(PROVIDED DATA):
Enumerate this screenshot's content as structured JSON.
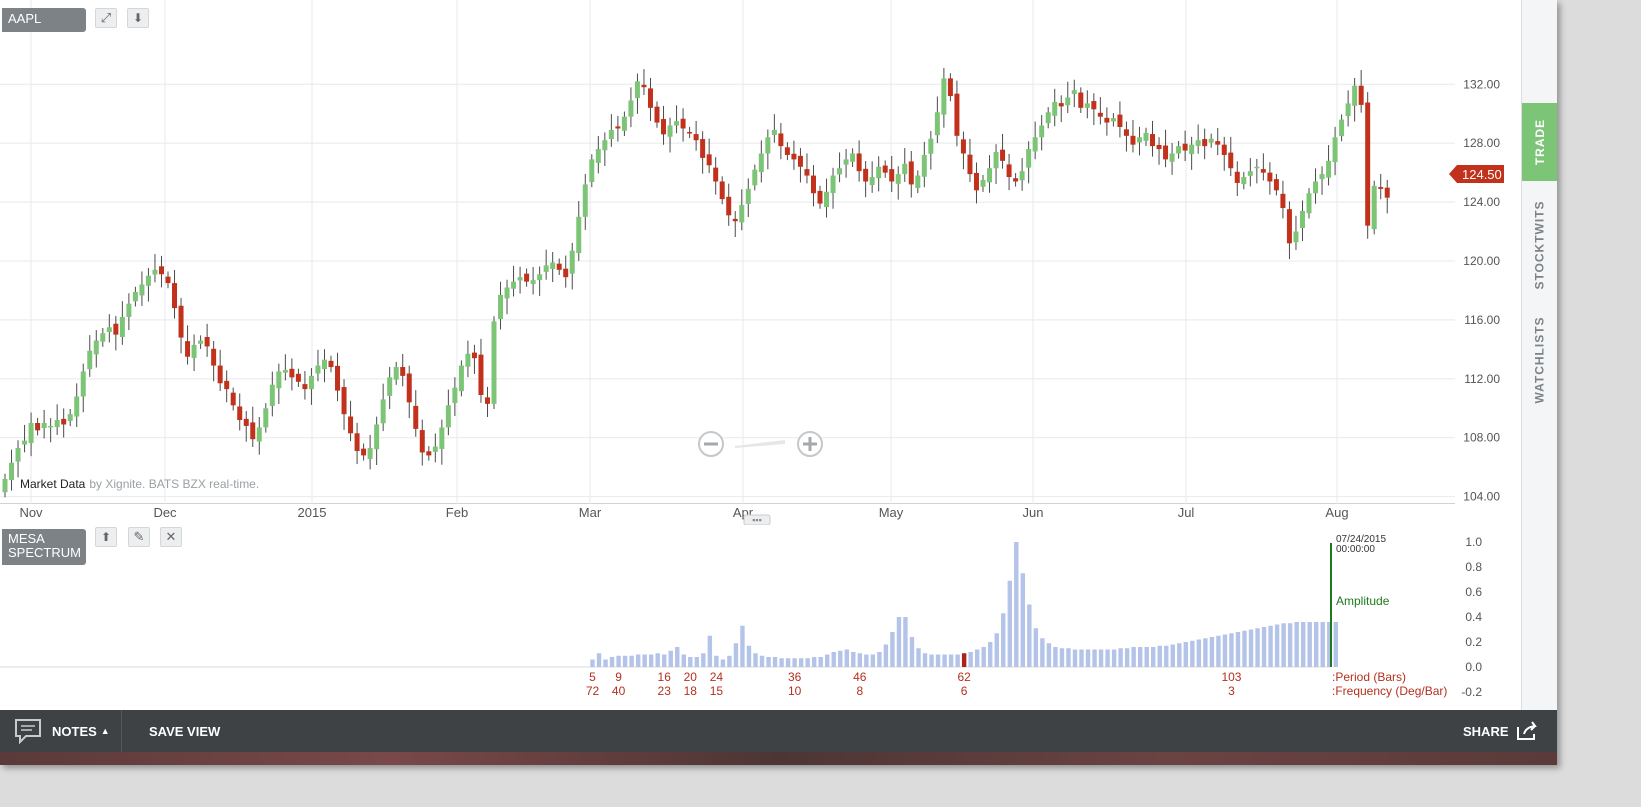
{
  "header": {
    "symbol": "AAPL"
  },
  "price_badge": "124.50",
  "attribution": {
    "source": "Market Data",
    "rest": "by Xignite. BATS BZX real-time."
  },
  "indicator": {
    "name_line1": "MESA",
    "name_line2": "SPECTRUM",
    "date": "07/24/2015",
    "time": "00:00:00",
    "amplitude_label": "Amplitude",
    "period_label": ":Period (Bars)",
    "frequency_label": ":Frequency (Deg/Bar)"
  },
  "sidebar": {
    "tabs": [
      "TRADE",
      "STOCKTWITS",
      "WATCHLISTS"
    ]
  },
  "footer": {
    "notes": "NOTES",
    "save_view": "SAVE VIEW",
    "share": "SHARE"
  },
  "colors": {
    "up": "#7cc576",
    "down": "#c2311b",
    "spectrum": "#b4c3e8",
    "peak": "#a8241c",
    "amplitude": "#1d7a1d",
    "label_red": "#b5301f"
  },
  "chart_data": [
    {
      "type": "candlestick",
      "title": "AAPL",
      "x_tick_labels": [
        "Nov",
        "Dec",
        "2015",
        "Feb",
        "Mar",
        "Apr",
        "May",
        "Jun",
        "Jul",
        "Aug"
      ],
      "y_tick_labels": [
        "104.00",
        "108.00",
        "112.00",
        "116.00",
        "120.00",
        "124.00",
        "128.00",
        "132.00"
      ],
      "ylim": [
        103.5,
        136.5
      ],
      "last_price": 124.5,
      "grid": true,
      "close_values": [
        105.2,
        106.3,
        107.3,
        107.8,
        109.0,
        108.5,
        109.0,
        108.8,
        109.2,
        108.9,
        109.6,
        110.8,
        112.5,
        113.9,
        114.6,
        115.1,
        115.5,
        115.0,
        116.2,
        117.1,
        117.9,
        118.4,
        119.0,
        119.4,
        119.1,
        118.5,
        116.8,
        114.8,
        113.5,
        114.3,
        114.6,
        114.2,
        112.9,
        111.7,
        111.3,
        110.2,
        109.2,
        108.8,
        107.9,
        108.7,
        110.0,
        111.6,
        112.5,
        112.6,
        112.1,
        111.8,
        111.3,
        112.2,
        112.9,
        113.3,
        112.8,
        111.2,
        109.6,
        108.3,
        107.1,
        106.8,
        107.3,
        108.9,
        110.6,
        112.1,
        112.8,
        112.2,
        110.4,
        108.6,
        107.0,
        106.8,
        107.4,
        108.7,
        110.2,
        111.4,
        112.9,
        113.7,
        113.4,
        110.9,
        110.3,
        115.9,
        117.7,
        118.2,
        118.6,
        118.9,
        118.6,
        118.7,
        119.1,
        119.7,
        119.9,
        119.4,
        118.9,
        120.7,
        123.0,
        125.2,
        126.9,
        127.6,
        128.2,
        128.9,
        129.0,
        129.8,
        130.9,
        132.2,
        131.8,
        130.4,
        129.4,
        128.6,
        129.2,
        129.5,
        129.0,
        128.7,
        128.2,
        127.0,
        126.5,
        125.4,
        124.2,
        123.1,
        122.7,
        123.8,
        124.9,
        126.2,
        127.3,
        128.4,
        128.9,
        127.8,
        127.2,
        126.9,
        126.4,
        125.8,
        124.6,
        123.9,
        124.7,
        125.8,
        126.3,
        126.9,
        127.3,
        126.1,
        125.4,
        125.7,
        126.4,
        126.0,
        125.4,
        125.9,
        126.6,
        125.2,
        125.8,
        127.2,
        128.3,
        130.1,
        132.4,
        131.2,
        128.5,
        127.3,
        125.9,
        124.8,
        125.5,
        126.3,
        127.4,
        126.8,
        125.7,
        125.4,
        126.1,
        127.6,
        128.4,
        129.2,
        130.1,
        130.8,
        130.5,
        131.1,
        131.6,
        130.4,
        130.7,
        130.3,
        129.8,
        129.4,
        129.7,
        129.1,
        128.5,
        127.9,
        128.4,
        128.7,
        127.8,
        127.6,
        126.9,
        127.3,
        127.8,
        127.5,
        127.9,
        128.2,
        127.8,
        128.3,
        127.9,
        127.2,
        126.3,
        125.3,
        125.7,
        126.1,
        126.4,
        126.0,
        125.4,
        124.8,
        123.6,
        121.2,
        122.0,
        123.4,
        124.6,
        125.4,
        125.9,
        126.8,
        128.4,
        129.6,
        130.7,
        131.9,
        130.6,
        122.4,
        125.1,
        124.9,
        124.3
      ]
    },
    {
      "type": "bar",
      "title": "MESA SPECTRUM",
      "y_tick_labels": [
        "1.0",
        "0.8",
        "0.6",
        "0.4",
        "0.2",
        "0.0",
        "-0.2"
      ],
      "ylim": [
        -0.2,
        1.0
      ],
      "period_labels": [
        "5",
        "9",
        "16",
        "20",
        "24",
        "36",
        "46",
        "62",
        "103"
      ],
      "frequency_labels": [
        "72",
        "40",
        "23",
        "18",
        "15",
        "10",
        "8",
        "6",
        "3"
      ],
      "peak_period": 62,
      "period_start": 5,
      "values": [
        0.06,
        0.11,
        0.06,
        0.08,
        0.09,
        0.09,
        0.09,
        0.1,
        0.1,
        0.1,
        0.11,
        0.1,
        0.13,
        0.16,
        0.1,
        0.08,
        0.08,
        0.11,
        0.25,
        0.09,
        0.06,
        0.09,
        0.19,
        0.33,
        0.17,
        0.11,
        0.09,
        0.08,
        0.08,
        0.07,
        0.07,
        0.07,
        0.07,
        0.07,
        0.08,
        0.08,
        0.1,
        0.12,
        0.13,
        0.14,
        0.12,
        0.11,
        0.1,
        0.1,
        0.12,
        0.18,
        0.28,
        0.4,
        0.4,
        0.24,
        0.15,
        0.11,
        0.1,
        0.1,
        0.1,
        0.1,
        0.1,
        0.11,
        0.12,
        0.14,
        0.16,
        0.2,
        0.27,
        0.43,
        0.69,
        1.0,
        0.75,
        0.5,
        0.31,
        0.23,
        0.19,
        0.16,
        0.15,
        0.15,
        0.14,
        0.14,
        0.14,
        0.14,
        0.14,
        0.14,
        0.14,
        0.15,
        0.15,
        0.16,
        0.16,
        0.16,
        0.16,
        0.17,
        0.17,
        0.18,
        0.19,
        0.2,
        0.21,
        0.22,
        0.23,
        0.24,
        0.25,
        0.26,
        0.27,
        0.28,
        0.29,
        0.3,
        0.31,
        0.32,
        0.33,
        0.34,
        0.35,
        0.35,
        0.36,
        0.36,
        0.36,
        0.36,
        0.36,
        0.36,
        0.36
      ]
    }
  ]
}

(DIRECTION): Omit every image. Quote each record exactly.

(WRITTEN ANSWER):
Enumerate this screenshot's content as structured JSON.
{
  "header": {
    "symbol": "AAPL"
  },
  "price_badge": "124.50",
  "attribution": {
    "source": "Market Data",
    "rest": "by Xignite. BATS BZX real-time."
  },
  "indicator": {
    "name_line1": "MESA",
    "name_line2": "SPECTRUM",
    "date": "07/24/2015",
    "time": "00:00:00",
    "amplitude_label": "Amplitude",
    "period_label": ":Period (Bars)",
    "frequency_label": ":Frequency (Deg/Bar)"
  },
  "sidebar": {
    "tabs": [
      "TRADE",
      "STOCKTWITS",
      "WATCHLISTS"
    ]
  },
  "footer": {
    "notes": "NOTES",
    "save_view": "SAVE VIEW",
    "share": "SHARE"
  },
  "colors": {
    "up": "#7cc576",
    "down": "#c2311b",
    "spectrum": "#b4c3e8",
    "peak": "#a8241c",
    "amplitude": "#1d7a1d",
    "label_red": "#b5301f"
  },
  "chart_data": [
    {
      "type": "candlestick",
      "title": "AAPL",
      "x_tick_labels": [
        "Nov",
        "Dec",
        "2015",
        "Feb",
        "Mar",
        "Apr",
        "May",
        "Jun",
        "Jul",
        "Aug"
      ],
      "y_tick_labels": [
        "104.00",
        "108.00",
        "112.00",
        "116.00",
        "120.00",
        "124.00",
        "128.00",
        "132.00"
      ],
      "ylim": [
        103.5,
        136.5
      ],
      "last_price": 124.5,
      "grid": true,
      "close_values": [
        105.2,
        106.3,
        107.3,
        107.8,
        109.0,
        108.5,
        109.0,
        108.8,
        109.2,
        108.9,
        109.6,
        110.8,
        112.5,
        113.9,
        114.6,
        115.1,
        115.5,
        115.0,
        116.2,
        117.1,
        117.9,
        118.4,
        119.0,
        119.4,
        119.1,
        118.5,
        116.8,
        114.8,
        113.5,
        114.3,
        114.6,
        114.2,
        112.9,
        111.7,
        111.3,
        110.2,
        109.2,
        108.8,
        107.9,
        108.7,
        110.0,
        111.6,
        112.5,
        112.6,
        112.1,
        111.8,
        111.3,
        112.2,
        112.9,
        113.3,
        112.8,
        111.2,
        109.6,
        108.3,
        107.1,
        106.8,
        107.3,
        108.9,
        110.6,
        112.1,
        112.8,
        112.2,
        110.4,
        108.6,
        107.0,
        106.8,
        107.4,
        108.7,
        110.2,
        111.4,
        112.9,
        113.7,
        113.4,
        110.9,
        110.3,
        115.9,
        117.7,
        118.2,
        118.6,
        118.9,
        118.6,
        118.7,
        119.1,
        119.7,
        119.9,
        119.4,
        118.9,
        120.7,
        123.0,
        125.2,
        126.9,
        127.6,
        128.2,
        128.9,
        129.0,
        129.8,
        130.9,
        132.2,
        131.8,
        130.4,
        129.4,
        128.6,
        129.2,
        129.5,
        129.0,
        128.7,
        128.2,
        127.0,
        126.5,
        125.4,
        124.2,
        123.1,
        122.7,
        123.8,
        124.9,
        126.2,
        127.3,
        128.4,
        128.9,
        127.8,
        127.2,
        126.9,
        126.4,
        125.8,
        124.6,
        123.9,
        124.7,
        125.8,
        126.3,
        126.9,
        127.3,
        126.1,
        125.4,
        125.7,
        126.4,
        126.0,
        125.4,
        125.9,
        126.6,
        125.2,
        125.8,
        127.2,
        128.3,
        130.1,
        132.4,
        131.2,
        128.5,
        127.3,
        125.9,
        124.8,
        125.5,
        126.3,
        127.4,
        126.8,
        125.7,
        125.4,
        126.1,
        127.6,
        128.4,
        129.2,
        130.1,
        130.8,
        130.5,
        131.1,
        131.6,
        130.4,
        130.7,
        130.3,
        129.8,
        129.4,
        129.7,
        129.1,
        128.5,
        127.9,
        128.4,
        128.7,
        127.8,
        127.6,
        126.9,
        127.3,
        127.8,
        127.5,
        127.9,
        128.2,
        127.8,
        128.3,
        127.9,
        127.2,
        126.3,
        125.3,
        125.7,
        126.1,
        126.4,
        126.0,
        125.4,
        124.8,
        123.6,
        121.2,
        122.0,
        123.4,
        124.6,
        125.4,
        125.9,
        126.8,
        128.4,
        129.6,
        130.7,
        131.9,
        130.6,
        122.4,
        125.1,
        124.9,
        124.3
      ]
    },
    {
      "type": "bar",
      "title": "MESA SPECTRUM",
      "y_tick_labels": [
        "1.0",
        "0.8",
        "0.6",
        "0.4",
        "0.2",
        "0.0",
        "-0.2"
      ],
      "ylim": [
        -0.2,
        1.0
      ],
      "period_labels": [
        "5",
        "9",
        "16",
        "20",
        "24",
        "36",
        "46",
        "62",
        "103"
      ],
      "frequency_labels": [
        "72",
        "40",
        "23",
        "18",
        "15",
        "10",
        "8",
        "6",
        "3"
      ],
      "peak_period": 62,
      "period_start": 5,
      "values": [
        0.06,
        0.11,
        0.06,
        0.08,
        0.09,
        0.09,
        0.09,
        0.1,
        0.1,
        0.1,
        0.11,
        0.1,
        0.13,
        0.16,
        0.1,
        0.08,
        0.08,
        0.11,
        0.25,
        0.09,
        0.06,
        0.09,
        0.19,
        0.33,
        0.17,
        0.11,
        0.09,
        0.08,
        0.08,
        0.07,
        0.07,
        0.07,
        0.07,
        0.07,
        0.08,
        0.08,
        0.1,
        0.12,
        0.13,
        0.14,
        0.12,
        0.11,
        0.1,
        0.1,
        0.12,
        0.18,
        0.28,
        0.4,
        0.4,
        0.24,
        0.15,
        0.11,
        0.1,
        0.1,
        0.1,
        0.1,
        0.1,
        0.11,
        0.12,
        0.14,
        0.16,
        0.2,
        0.27,
        0.43,
        0.69,
        1.0,
        0.75,
        0.5,
        0.31,
        0.23,
        0.19,
        0.16,
        0.15,
        0.15,
        0.14,
        0.14,
        0.14,
        0.14,
        0.14,
        0.14,
        0.14,
        0.15,
        0.15,
        0.16,
        0.16,
        0.16,
        0.16,
        0.17,
        0.17,
        0.18,
        0.19,
        0.2,
        0.21,
        0.22,
        0.23,
        0.24,
        0.25,
        0.26,
        0.27,
        0.28,
        0.29,
        0.3,
        0.31,
        0.32,
        0.33,
        0.34,
        0.35,
        0.35,
        0.36,
        0.36,
        0.36,
        0.36,
        0.36,
        0.36,
        0.36
      ]
    }
  ]
}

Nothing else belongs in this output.